• [Exercise task] How many lines of these entries include the string "Project"? State the number alone.

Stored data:
start

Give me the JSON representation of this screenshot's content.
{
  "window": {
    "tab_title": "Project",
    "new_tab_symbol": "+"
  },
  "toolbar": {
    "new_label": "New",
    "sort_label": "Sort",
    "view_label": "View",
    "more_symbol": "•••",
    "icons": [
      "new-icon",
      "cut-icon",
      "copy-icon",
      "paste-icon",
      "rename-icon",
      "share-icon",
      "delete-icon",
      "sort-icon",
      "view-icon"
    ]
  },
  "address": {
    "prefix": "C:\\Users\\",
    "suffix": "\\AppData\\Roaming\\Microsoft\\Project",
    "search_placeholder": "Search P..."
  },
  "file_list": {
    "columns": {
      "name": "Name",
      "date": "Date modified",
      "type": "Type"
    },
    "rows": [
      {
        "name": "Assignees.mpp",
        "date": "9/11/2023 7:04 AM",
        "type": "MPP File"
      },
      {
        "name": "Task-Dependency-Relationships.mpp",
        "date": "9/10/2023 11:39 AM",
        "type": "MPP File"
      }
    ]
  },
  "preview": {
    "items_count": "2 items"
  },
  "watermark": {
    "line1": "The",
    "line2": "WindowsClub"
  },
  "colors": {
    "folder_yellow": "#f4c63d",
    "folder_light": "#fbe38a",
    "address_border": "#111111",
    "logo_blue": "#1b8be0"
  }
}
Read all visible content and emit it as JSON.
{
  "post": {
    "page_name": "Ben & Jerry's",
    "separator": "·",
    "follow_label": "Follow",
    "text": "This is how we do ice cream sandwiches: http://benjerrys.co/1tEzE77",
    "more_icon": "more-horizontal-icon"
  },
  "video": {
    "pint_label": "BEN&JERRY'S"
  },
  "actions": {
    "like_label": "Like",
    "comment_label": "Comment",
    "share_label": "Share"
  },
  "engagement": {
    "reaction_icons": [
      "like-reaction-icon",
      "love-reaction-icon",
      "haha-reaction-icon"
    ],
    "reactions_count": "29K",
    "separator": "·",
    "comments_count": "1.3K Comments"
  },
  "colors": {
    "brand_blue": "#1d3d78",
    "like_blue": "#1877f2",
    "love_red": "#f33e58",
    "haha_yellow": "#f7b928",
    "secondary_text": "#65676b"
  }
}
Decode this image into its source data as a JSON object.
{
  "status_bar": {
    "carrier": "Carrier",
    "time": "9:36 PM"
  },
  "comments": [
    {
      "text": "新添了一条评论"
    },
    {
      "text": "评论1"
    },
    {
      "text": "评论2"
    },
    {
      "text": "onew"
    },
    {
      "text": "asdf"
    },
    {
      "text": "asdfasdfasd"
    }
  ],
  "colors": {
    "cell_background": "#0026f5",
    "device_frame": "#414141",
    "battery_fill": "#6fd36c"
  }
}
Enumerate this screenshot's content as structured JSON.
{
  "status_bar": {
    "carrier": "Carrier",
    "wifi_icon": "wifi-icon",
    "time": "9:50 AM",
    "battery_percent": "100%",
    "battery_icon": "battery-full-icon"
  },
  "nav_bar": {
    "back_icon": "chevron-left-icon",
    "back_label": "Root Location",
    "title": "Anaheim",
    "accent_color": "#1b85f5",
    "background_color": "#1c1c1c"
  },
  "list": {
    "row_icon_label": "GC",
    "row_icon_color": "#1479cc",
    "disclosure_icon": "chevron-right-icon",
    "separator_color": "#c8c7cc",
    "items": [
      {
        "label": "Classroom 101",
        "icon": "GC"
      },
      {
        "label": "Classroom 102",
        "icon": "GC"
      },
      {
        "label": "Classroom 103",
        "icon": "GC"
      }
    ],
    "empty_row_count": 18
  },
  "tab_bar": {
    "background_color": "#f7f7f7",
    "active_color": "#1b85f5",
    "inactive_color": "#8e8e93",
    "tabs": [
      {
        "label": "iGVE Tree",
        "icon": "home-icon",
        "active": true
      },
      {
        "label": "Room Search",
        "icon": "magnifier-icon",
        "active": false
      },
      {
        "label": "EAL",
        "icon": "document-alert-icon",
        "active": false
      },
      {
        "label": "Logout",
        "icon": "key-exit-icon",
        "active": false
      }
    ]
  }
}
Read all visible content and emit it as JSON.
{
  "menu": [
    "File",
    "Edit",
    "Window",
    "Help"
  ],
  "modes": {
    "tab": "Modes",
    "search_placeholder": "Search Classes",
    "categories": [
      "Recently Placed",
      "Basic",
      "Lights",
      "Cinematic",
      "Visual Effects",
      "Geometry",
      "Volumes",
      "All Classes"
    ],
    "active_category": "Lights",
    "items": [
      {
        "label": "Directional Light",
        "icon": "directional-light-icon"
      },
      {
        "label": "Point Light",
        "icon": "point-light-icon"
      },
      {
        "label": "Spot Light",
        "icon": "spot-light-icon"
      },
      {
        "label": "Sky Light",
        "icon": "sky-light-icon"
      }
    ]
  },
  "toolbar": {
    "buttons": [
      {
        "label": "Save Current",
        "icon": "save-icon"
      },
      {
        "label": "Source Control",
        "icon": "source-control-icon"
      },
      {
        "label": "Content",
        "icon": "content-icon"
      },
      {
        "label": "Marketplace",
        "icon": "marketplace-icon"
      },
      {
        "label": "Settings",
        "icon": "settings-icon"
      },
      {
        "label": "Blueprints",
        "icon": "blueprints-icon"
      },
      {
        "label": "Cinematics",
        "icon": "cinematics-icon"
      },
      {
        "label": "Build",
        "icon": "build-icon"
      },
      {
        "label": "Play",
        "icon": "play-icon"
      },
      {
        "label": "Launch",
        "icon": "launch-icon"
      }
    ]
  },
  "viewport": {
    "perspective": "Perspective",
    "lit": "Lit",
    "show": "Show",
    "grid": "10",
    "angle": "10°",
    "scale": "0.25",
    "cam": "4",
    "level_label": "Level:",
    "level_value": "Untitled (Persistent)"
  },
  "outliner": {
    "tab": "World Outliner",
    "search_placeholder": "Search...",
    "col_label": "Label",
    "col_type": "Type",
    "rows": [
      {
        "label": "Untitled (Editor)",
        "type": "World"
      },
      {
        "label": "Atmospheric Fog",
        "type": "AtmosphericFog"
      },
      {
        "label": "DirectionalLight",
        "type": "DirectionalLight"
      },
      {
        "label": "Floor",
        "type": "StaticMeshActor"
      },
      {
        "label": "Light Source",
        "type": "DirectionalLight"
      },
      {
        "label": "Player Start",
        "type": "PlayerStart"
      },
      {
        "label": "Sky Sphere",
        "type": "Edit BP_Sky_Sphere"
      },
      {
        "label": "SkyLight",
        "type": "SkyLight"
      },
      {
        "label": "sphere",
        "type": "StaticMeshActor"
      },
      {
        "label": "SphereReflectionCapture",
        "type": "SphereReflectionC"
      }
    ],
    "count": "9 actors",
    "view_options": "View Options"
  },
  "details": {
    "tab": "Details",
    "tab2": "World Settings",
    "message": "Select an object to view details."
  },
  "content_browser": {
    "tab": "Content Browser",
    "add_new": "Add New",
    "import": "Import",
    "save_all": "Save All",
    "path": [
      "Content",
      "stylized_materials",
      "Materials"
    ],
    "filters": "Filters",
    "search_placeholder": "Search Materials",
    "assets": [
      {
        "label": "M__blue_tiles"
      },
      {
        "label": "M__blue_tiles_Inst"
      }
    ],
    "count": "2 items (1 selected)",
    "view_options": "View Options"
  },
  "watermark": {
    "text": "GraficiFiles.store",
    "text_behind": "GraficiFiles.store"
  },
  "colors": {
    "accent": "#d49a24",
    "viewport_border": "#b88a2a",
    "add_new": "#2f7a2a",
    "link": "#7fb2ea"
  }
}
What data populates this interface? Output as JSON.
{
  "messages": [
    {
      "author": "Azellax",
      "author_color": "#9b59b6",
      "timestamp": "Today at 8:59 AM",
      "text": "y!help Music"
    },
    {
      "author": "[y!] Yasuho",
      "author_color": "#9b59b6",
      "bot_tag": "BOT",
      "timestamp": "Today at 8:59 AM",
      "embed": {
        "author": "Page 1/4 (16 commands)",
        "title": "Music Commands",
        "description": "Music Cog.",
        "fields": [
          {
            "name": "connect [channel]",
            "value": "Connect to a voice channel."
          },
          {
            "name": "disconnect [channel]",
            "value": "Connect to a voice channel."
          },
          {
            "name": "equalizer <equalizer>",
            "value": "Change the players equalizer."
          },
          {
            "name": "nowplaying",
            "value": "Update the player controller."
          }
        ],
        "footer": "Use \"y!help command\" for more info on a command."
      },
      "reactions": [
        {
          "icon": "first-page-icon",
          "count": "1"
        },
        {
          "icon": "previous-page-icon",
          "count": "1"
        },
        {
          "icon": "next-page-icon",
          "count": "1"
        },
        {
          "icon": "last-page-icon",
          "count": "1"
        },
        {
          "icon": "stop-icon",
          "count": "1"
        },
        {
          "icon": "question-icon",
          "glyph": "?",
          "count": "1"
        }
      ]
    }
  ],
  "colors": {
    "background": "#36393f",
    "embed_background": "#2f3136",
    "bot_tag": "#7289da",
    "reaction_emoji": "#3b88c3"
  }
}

end

• [Solution for this problem] 2